[Structured figure records]
|---|

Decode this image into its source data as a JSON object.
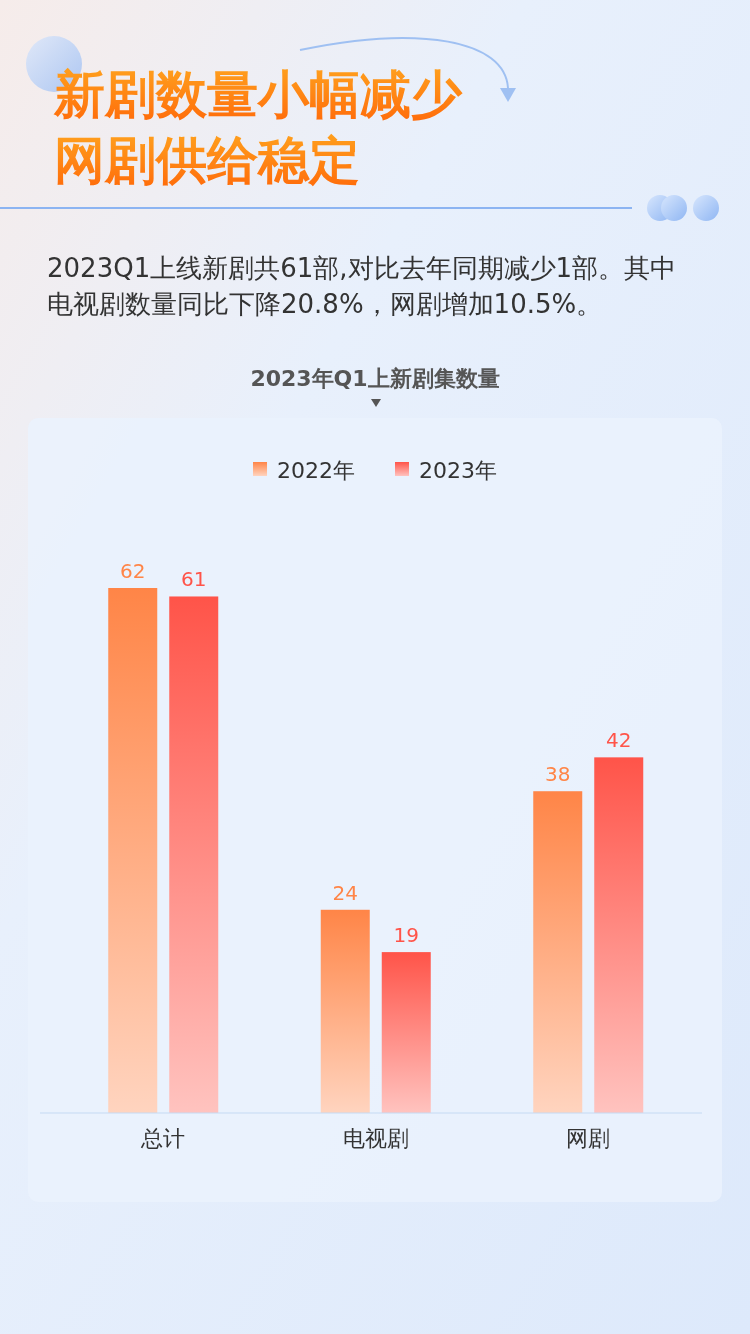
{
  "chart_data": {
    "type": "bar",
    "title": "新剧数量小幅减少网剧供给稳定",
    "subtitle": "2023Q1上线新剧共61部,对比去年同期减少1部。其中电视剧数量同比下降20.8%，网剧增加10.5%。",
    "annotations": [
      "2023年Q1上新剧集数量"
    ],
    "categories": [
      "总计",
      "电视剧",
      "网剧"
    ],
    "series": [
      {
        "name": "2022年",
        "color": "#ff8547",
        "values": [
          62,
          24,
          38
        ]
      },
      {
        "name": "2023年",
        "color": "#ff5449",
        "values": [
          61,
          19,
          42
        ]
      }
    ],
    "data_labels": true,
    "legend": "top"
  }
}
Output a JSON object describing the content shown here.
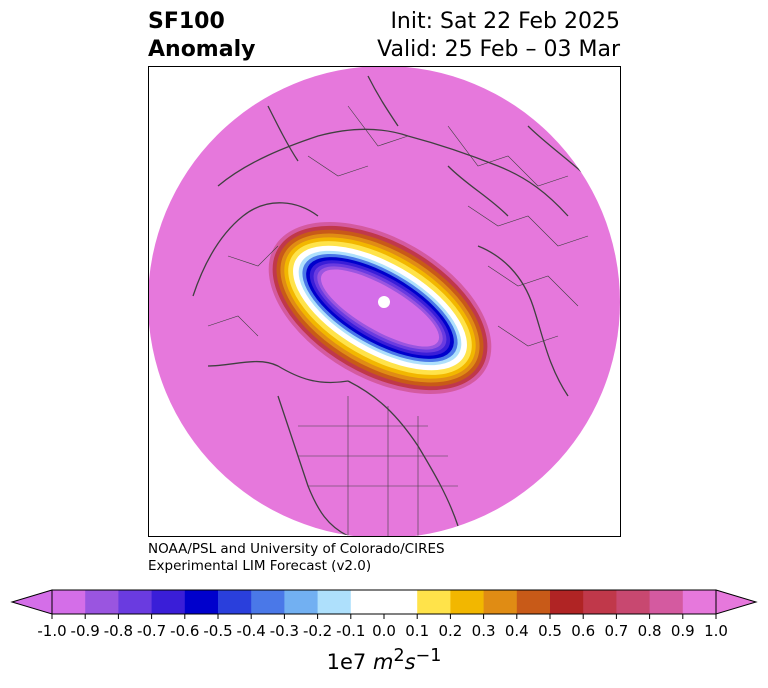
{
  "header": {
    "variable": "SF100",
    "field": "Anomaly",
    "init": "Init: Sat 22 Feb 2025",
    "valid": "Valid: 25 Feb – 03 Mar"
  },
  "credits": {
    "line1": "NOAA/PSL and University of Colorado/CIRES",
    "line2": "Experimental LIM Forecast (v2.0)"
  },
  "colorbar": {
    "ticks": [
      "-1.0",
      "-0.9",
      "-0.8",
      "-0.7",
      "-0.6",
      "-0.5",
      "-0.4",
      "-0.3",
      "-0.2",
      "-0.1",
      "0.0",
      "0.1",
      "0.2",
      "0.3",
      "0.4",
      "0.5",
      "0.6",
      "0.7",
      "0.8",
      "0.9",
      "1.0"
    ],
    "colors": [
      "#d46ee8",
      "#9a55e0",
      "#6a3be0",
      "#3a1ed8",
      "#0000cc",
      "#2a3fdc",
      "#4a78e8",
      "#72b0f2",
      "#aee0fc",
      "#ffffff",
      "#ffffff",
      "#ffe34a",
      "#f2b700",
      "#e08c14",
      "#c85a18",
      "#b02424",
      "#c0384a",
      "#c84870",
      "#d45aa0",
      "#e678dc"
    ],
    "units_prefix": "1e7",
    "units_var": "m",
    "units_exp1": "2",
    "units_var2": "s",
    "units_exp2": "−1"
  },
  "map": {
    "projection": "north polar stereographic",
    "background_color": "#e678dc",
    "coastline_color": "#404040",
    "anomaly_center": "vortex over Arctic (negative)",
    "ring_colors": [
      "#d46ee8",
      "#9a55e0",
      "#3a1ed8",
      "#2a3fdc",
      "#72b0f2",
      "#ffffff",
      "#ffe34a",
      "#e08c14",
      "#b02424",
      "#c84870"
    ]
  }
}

|---|

- PROBLEM -
Reproduce the entries exactly. Do not carry over any picture.

- FINISHED TASK -
Decode this image into its source data as a JSON object.
{
  "chart_data": {
    "type": "bar",
    "title": "新剧数量小幅减少网剧供给稳定",
    "subtitle": "2023Q1上线新剧共61部,对比去年同期减少1部。其中电视剧数量同比下降20.8%，网剧增加10.5%。",
    "annotations": [
      "2023年Q1上新剧集数量"
    ],
    "categories": [
      "总计",
      "电视剧",
      "网剧"
    ],
    "series": [
      {
        "name": "2022年",
        "color": "#ff8547",
        "values": [
          62,
          24,
          38
        ]
      },
      {
        "name": "2023年",
        "color": "#ff5449",
        "values": [
          61,
          19,
          42
        ]
      }
    ],
    "data_labels": true,
    "legend": "top"
  }
}
Output a JSON object describing the content shown here.
{
  "header": {
    "variable": "SF100",
    "field": "Anomaly",
    "init": "Init: Sat 22 Feb 2025",
    "valid": "Valid: 25 Feb – 03 Mar"
  },
  "credits": {
    "line1": "NOAA/PSL and University of Colorado/CIRES",
    "line2": "Experimental LIM Forecast (v2.0)"
  },
  "colorbar": {
    "ticks": [
      "-1.0",
      "-0.9",
      "-0.8",
      "-0.7",
      "-0.6",
      "-0.5",
      "-0.4",
      "-0.3",
      "-0.2",
      "-0.1",
      "0.0",
      "0.1",
      "0.2",
      "0.3",
      "0.4",
      "0.5",
      "0.6",
      "0.7",
      "0.8",
      "0.9",
      "1.0"
    ],
    "colors": [
      "#d46ee8",
      "#9a55e0",
      "#6a3be0",
      "#3a1ed8",
      "#0000cc",
      "#2a3fdc",
      "#4a78e8",
      "#72b0f2",
      "#aee0fc",
      "#ffffff",
      "#ffffff",
      "#ffe34a",
      "#f2b700",
      "#e08c14",
      "#c85a18",
      "#b02424",
      "#c0384a",
      "#c84870",
      "#d45aa0",
      "#e678dc"
    ],
    "units_prefix": "1e7",
    "units_var": "m",
    "units_exp1": "2",
    "units_var2": "s",
    "units_exp2": "−1"
  },
  "map": {
    "projection": "north polar stereographic",
    "background_color": "#e678dc",
    "coastline_color": "#404040",
    "anomaly_center": "vortex over Arctic (negative)",
    "ring_colors": [
      "#d46ee8",
      "#9a55e0",
      "#3a1ed8",
      "#2a3fdc",
      "#72b0f2",
      "#ffffff",
      "#ffe34a",
      "#e08c14",
      "#b02424",
      "#c84870"
    ]
  }
}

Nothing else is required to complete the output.